*Directive*
Transcribe the data that follows precisely, omitting nothing.

Source data:
=======
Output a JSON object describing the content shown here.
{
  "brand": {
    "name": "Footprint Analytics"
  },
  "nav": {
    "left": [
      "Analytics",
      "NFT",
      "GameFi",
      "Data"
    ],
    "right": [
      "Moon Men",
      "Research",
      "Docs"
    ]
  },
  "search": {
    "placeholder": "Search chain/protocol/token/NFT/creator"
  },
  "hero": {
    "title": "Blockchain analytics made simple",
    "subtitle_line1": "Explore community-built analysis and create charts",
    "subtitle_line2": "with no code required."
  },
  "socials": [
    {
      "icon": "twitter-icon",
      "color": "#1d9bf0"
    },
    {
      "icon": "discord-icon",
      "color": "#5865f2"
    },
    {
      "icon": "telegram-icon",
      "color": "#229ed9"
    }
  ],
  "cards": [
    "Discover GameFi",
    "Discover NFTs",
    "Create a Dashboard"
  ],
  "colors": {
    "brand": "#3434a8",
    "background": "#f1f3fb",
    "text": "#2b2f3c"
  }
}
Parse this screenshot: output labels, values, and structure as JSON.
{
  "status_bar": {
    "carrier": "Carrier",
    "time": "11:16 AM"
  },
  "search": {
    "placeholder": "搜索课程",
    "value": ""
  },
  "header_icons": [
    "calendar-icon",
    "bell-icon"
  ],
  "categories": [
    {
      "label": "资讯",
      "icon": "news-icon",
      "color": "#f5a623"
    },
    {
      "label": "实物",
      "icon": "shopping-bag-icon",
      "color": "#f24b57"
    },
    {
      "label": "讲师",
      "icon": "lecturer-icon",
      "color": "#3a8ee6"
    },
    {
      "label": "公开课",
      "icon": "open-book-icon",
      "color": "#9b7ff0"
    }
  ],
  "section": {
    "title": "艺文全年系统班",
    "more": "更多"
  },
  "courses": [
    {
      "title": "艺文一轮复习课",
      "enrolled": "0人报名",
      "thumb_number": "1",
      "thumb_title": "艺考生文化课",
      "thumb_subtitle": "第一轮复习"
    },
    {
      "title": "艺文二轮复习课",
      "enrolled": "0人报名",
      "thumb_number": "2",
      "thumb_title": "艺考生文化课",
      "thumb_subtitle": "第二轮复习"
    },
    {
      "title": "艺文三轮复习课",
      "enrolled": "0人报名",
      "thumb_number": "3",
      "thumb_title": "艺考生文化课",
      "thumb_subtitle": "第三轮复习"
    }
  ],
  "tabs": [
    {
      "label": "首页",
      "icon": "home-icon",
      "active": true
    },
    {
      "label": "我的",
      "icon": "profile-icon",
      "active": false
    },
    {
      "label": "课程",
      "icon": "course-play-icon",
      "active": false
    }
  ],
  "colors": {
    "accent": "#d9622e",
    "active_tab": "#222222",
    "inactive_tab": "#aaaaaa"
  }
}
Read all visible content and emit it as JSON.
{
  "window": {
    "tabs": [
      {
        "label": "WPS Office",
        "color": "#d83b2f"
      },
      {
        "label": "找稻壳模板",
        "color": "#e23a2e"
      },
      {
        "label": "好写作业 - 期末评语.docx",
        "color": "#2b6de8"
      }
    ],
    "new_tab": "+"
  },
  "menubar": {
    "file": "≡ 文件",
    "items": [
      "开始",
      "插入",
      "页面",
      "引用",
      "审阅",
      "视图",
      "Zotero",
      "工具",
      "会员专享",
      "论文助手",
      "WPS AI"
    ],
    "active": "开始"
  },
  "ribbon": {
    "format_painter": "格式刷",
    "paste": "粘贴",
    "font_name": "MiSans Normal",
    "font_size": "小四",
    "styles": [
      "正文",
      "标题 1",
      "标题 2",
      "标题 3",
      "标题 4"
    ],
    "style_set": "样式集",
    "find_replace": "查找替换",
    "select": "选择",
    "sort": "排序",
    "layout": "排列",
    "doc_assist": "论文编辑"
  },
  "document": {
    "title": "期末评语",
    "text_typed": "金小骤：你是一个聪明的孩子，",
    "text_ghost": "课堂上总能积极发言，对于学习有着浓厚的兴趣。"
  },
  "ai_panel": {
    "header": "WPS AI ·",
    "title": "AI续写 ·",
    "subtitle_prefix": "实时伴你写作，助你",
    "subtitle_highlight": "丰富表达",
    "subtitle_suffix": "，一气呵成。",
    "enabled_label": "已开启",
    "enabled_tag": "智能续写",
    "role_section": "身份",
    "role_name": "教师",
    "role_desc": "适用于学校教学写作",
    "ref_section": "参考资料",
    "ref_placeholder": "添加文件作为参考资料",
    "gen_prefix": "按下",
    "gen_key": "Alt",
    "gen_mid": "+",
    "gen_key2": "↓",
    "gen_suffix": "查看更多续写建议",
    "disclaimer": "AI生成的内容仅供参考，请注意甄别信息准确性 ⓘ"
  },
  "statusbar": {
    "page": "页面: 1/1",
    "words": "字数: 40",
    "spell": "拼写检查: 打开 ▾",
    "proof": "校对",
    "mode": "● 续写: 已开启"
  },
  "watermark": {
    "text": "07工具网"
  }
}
=======
*Output of the task*
Output a JSON object describing the content shown here.
{
  "brand": {
    "name": "Footprint Analytics"
  },
  "nav": {
    "left": [
      "Analytics",
      "NFT",
      "GameFi",
      "Data"
    ],
    "right": [
      "Moon Men",
      "Research",
      "Docs"
    ]
  },
  "search": {
    "placeholder": "Search chain/protocol/token/NFT/creator"
  },
  "hero": {
    "title": "Blockchain analytics made simple",
    "subtitle_line1": "Explore community-built analysis and create charts",
    "subtitle_line2": "with no code required."
  },
  "socials": [
    {
      "icon": "twitter-icon",
      "color": "#1d9bf0"
    },
    {
      "icon": "discord-icon",
      "color": "#5865f2"
    },
    {
      "icon": "telegram-icon",
      "color": "#229ed9"
    }
  ],
  "cards": [
    "Discover GameFi",
    "Discover NFTs",
    "Create a Dashboard"
  ],
  "colors": {
    "brand": "#3434a8",
    "background": "#f1f3fb",
    "text": "#2b2f3c"
  }
}
Parse this screenshot: output labels, values, and structure as JSON.
{
  "status_bar": {
    "carrier": "Carrier",
    "time": "11:16 AM"
  },
  "search": {
    "placeholder": "搜索课程",
    "value": ""
  },
  "header_icons": [
    "calendar-icon",
    "bell-icon"
  ],
  "categories": [
    {
      "label": "资讯",
      "icon": "news-icon",
      "color": "#f5a623"
    },
    {
      "label": "实物",
      "icon": "shopping-bag-icon",
      "color": "#f24b57"
    },
    {
      "label": "讲师",
      "icon": "lecturer-icon",
      "color": "#3a8ee6"
    },
    {
      "label": "公开课",
      "icon": "open-book-icon",
      "color": "#9b7ff0"
    }
  ],
  "section": {
    "title": "艺文全年系统班",
    "more": "更多"
  },
  "courses": [
    {
      "title": "艺文一轮复习课",
      "enrolled": "0人报名",
      "thumb_number": "1",
      "thumb_title": "艺考生文化课",
      "thumb_subtitle": "第一轮复习"
    },
    {
      "title": "艺文二轮复习课",
      "enrolled": "0人报名",
      "thumb_number": "2",
      "thumb_title": "艺考生文化课",
      "thumb_subtitle": "第二轮复习"
    },
    {
      "title": "艺文三轮复习课",
      "enrolled": "0人报名",
      "thumb_number": "3",
      "thumb_title": "艺考生文化课",
      "thumb_subtitle": "第三轮复习"
    }
  ],
  "tabs": [
    {
      "label": "首页",
      "icon": "home-icon",
      "active": true
    },
    {
      "label": "我的",
      "icon": "profile-icon",
      "active": false
    },
    {
      "label": "课程",
      "icon": "course-play-icon",
      "active": false
    }
  ],
  "colors": {
    "accent": "#d9622e",
    "active_tab": "#222222",
    "inactive_tab": "#aaaaaa"
  }
}
Read all visible content and emit it as JSON.
{
  "window": {
    "tabs": [
      {
        "label": "WPS Office",
        "color": "#d83b2f"
      },
      {
        "label": "找稻壳模板",
        "color": "#e23a2e"
      },
      {
        "label": "好写作业 - 期末评语.docx",
        "color": "#2b6de8"
      }
    ],
    "new_tab": "+"
  },
  "menubar": {
    "file": "≡ 文件",
    "items": [
      "开始",
      "插入",
      "页面",
      "引用",
      "审阅",
      "视图",
      "Zotero",
      "工具",
      "会员专享",
      "论文助手",
      "WPS AI"
    ],
    "active": "开始"
  },
  "ribbon": {
    "format_painter": "格式刷",
    "paste": "粘贴",
    "font_name": "MiSans Normal",
    "font_size": "小四",
    "styles": [
      "正文",
      "标题 1",
      "标题 2",
      "标题 3",
      "标题 4"
    ],
    "style_set": "样式集",
    "find_replace": "查找替换",
    "select": "选择",
    "sort": "排序",
    "layout": "排列",
    "doc_assist": "论文编辑"
  },
  "document": {
    "title": "期末评语",
    "text_typed": "金小骤：你是一个聪明的孩子，",
    "text_ghost": "课堂上总能积极发言，对于学习有着浓厚的兴趣。"
  },
  "ai_panel": {
    "header": "WPS AI ·",
    "title": "AI续写 ·",
    "subtitle_prefix": "实时伴你写作，助你",
    "subtitle_highlight": "丰富表达",
    "subtitle_suffix": "，一气呵成。",
    "enabled_label": "已开启",
    "enabled_tag": "智能续写",
    "role_section": "身份",
    "role_name": "教师",
    "role_desc": "适用于学校教学写作",
    "ref_section": "参考资料",
    "ref_placeholder": "添加文件作为参考资料",
    "gen_prefix": "按下",
    "gen_key": "Alt",
    "gen_mid": "+",
    "gen_key2": "↓",
    "gen_suffix": "查看更多续写建议",
    "disclaimer": "AI生成的内容仅供参考，请注意甄别信息准确性 ⓘ"
  },
  "statusbar": {
    "page": "页面: 1/1",
    "words": "字数: 40",
    "spell": "拼写检查: 打开 ▾",
    "proof": "校对",
    "mode": "● 续写: 已开启"
  },
  "watermark": {
    "text": "07工具网"
  }
}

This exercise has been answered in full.